--- Excerpted passage ---

I'm glad Jonathan brought up the sexism, because, well, it's pretty astounding (this from a guy writing next to the stripper pole at Deadspin HQ). Let's just pass over the story about the "mediocre Asian with fake cans" and head straight to this little pearl, provided by Simmons's buddy Bug: "Every time I watch Jason Kidd play, initially it's like seeing a girl walk into a bar who's just drop-dead gorgeous, but then when he throws up one of those bricks, it's like the gorgeous girl taking off her jacket and you see she has tiny mosquito bites for tits."

Yeesh. Somewhere, Valerie Solanas is polishing her Glock.

---

Written tasks:
1 – Answer these questions from the passage about sexism in Simmons's writing, one line each:
(a) Who supplied the remark about Jason Kidd?
(b) Where does the writer say he is writing from?
(c) Who is said to be polishing her Glock?
2 – Continue the passage about sexism in Simmons's writing from where it stops, keeping its voice.

--- Available data ---

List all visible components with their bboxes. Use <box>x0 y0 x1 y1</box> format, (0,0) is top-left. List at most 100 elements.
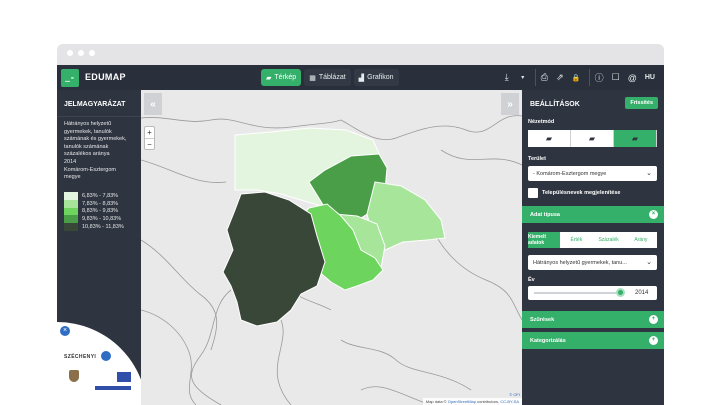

---

Written answers:
1 –
(a) Simmons's buddy Bug
(b) Next to the stripper pole at Deadspin HQ
(c) Valerie Solanas

2 –
I should say here that I liked the book a great deal. I'm a sucker for other people's enthusiasms (Simmons on Walton or McHale's low-post game isn't quite Lester Bangs on Astral Weeks, but, as Simmons might say, it's in the pantheon), and I love that he has written an enormously popular bestseller about basketball in the face of allegedly widespread public indifference to our greatest game. But can we talk a moment about The Secret? For the two or three Americans who've yet to read the book, The Secret is a little sliver of fortune-cookie wisdom passed on to Bill by Isiah Thomas one sunny day in Vegas—Vegas, incidentally, has a hold on Simmons in much the same way that California did for the Joads, or Wally World for the Griswolds—and it's more or less the foundation of the book. A little background is in order: Simmons had long made a sport of busting on Isiah in his ESPN.com column, to the point that Isiah finally responded by threatening "trouble." Then, one day, the two of them find themselves poolside in Vegas. They decide they are both, at heart, entertainers; armistice is declared; and Zeke thereupon drops some Zen (spoiler alert!):

"The secret of basketball is that it's not about basketball."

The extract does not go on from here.